### [RECORDS FOR PROCESSING]
——

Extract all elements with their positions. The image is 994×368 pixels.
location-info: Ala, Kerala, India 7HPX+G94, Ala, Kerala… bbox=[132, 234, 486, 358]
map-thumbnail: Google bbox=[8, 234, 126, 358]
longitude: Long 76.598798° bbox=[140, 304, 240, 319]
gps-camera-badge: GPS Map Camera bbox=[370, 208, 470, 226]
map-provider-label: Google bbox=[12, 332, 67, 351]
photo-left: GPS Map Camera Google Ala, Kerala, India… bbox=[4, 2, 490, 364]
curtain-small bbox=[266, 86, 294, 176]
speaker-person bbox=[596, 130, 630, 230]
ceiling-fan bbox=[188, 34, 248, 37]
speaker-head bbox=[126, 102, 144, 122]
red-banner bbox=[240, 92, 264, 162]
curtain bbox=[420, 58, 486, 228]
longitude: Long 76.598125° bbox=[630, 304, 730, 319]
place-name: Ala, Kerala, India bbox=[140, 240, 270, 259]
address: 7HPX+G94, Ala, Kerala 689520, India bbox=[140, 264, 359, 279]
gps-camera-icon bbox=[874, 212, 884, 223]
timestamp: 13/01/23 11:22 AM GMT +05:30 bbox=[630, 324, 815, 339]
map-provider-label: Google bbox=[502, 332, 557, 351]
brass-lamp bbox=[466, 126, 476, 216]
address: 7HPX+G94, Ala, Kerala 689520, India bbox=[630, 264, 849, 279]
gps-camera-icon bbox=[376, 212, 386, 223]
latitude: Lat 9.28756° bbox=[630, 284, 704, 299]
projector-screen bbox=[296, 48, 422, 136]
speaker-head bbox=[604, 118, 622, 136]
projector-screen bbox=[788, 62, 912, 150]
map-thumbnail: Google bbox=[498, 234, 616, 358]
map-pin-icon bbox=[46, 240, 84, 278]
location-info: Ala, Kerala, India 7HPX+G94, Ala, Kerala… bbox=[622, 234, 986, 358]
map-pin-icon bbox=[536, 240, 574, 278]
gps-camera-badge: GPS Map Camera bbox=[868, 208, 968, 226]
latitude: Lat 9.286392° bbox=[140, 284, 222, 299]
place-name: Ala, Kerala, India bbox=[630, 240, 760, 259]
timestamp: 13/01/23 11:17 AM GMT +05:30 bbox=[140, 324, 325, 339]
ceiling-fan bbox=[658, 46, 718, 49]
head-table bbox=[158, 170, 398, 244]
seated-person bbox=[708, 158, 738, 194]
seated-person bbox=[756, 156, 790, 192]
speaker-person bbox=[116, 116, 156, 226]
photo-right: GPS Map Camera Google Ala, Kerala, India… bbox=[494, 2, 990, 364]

——

### [STATED EXERCISE]
Rewrite the listing above as a numbered list, leaving out any blank lines.

### [COMPLETE RESPONSE]
1. Extract all elements with their positions. The image is 994×368 pixels.
2. location-info: Ala, Kerala, India 7HPX+G94, Ala, Kerala… bbox=[132, 234, 486, 358]
3. map-thumbnail: Google bbox=[8, 234, 126, 358]
4. longitude: Long 76.598798° bbox=[140, 304, 240, 319]
5. gps-camera-badge: GPS Map Camera bbox=[370, 208, 470, 226]
6. map-provider-label: Google bbox=[12, 332, 67, 351]
7. photo-left: GPS Map Camera Google Ala, Kerala, India… bbox=[4, 2, 490, 364]
8. curtain-small bbox=[266, 86, 294, 176]
9. speaker-person bbox=[596, 130, 630, 230]
10. ceiling-fan bbox=[188, 34, 248, 37]
11. speaker-head bbox=[126, 102, 144, 122]
12. red-banner bbox=[240, 92, 264, 162]
13. curtain bbox=[420, 58, 486, 228]
14. longitude: Long 76.598125° bbox=[630, 304, 730, 319]
15. place-name: Ala, Kerala, India bbox=[140, 240, 270, 259]
16. address: 7HPX+G94, Ala, Kerala 689520, India bbox=[140, 264, 359, 279]
17. gps-camera-icon bbox=[874, 212, 884, 223]
18. timestamp: 13/01/23 11:22 AM GMT +05:30 bbox=[630, 324, 815, 339]
19. map-provider-label: Google bbox=[502, 332, 557, 351]
20. brass-lamp bbox=[466, 126, 476, 216]
21. address: 7HPX+G94, Ala, Kerala 689520, India bbox=[630, 264, 849, 279]
22. gps-camera-icon bbox=[376, 212, 386, 223]
23. latitude: Lat 9.28756° bbox=[630, 284, 704, 299]
24. projector-screen bbox=[296, 48, 422, 136]
25. speaker-head bbox=[604, 118, 622, 136]
26. projector-screen bbox=[788, 62, 912, 150]
27. map-thumbnail: Google bbox=[498, 234, 616, 358]
28. map-pin-icon bbox=[46, 240, 84, 278]
29. location-info: Ala, Kerala, India 7HPX+G94, Ala, Kerala… bbox=[622, 234, 986, 358]
30. map-pin-icon bbox=[536, 240, 574, 278]
31. gps-camera-badge: GPS Map Camera bbox=[868, 208, 968, 226]
32. latitude: Lat 9.286392° bbox=[140, 284, 222, 299]
33. place-name: Ala, Kerala, India bbox=[630, 240, 760, 259]
34. timestamp: 13/01/23 11:17 AM GMT +05:30 bbox=[140, 324, 325, 339]
35. ceiling-fan bbox=[658, 46, 718, 49]
36. head-table bbox=[158, 170, 398, 244]
37. seated-person bbox=[708, 158, 738, 194]
38. seated-person bbox=[756, 156, 790, 192]
39. speaker-person bbox=[116, 116, 156, 226]
40. photo-right: GPS Map Camera Google Ala, Kerala, India… bbox=[494, 2, 990, 364]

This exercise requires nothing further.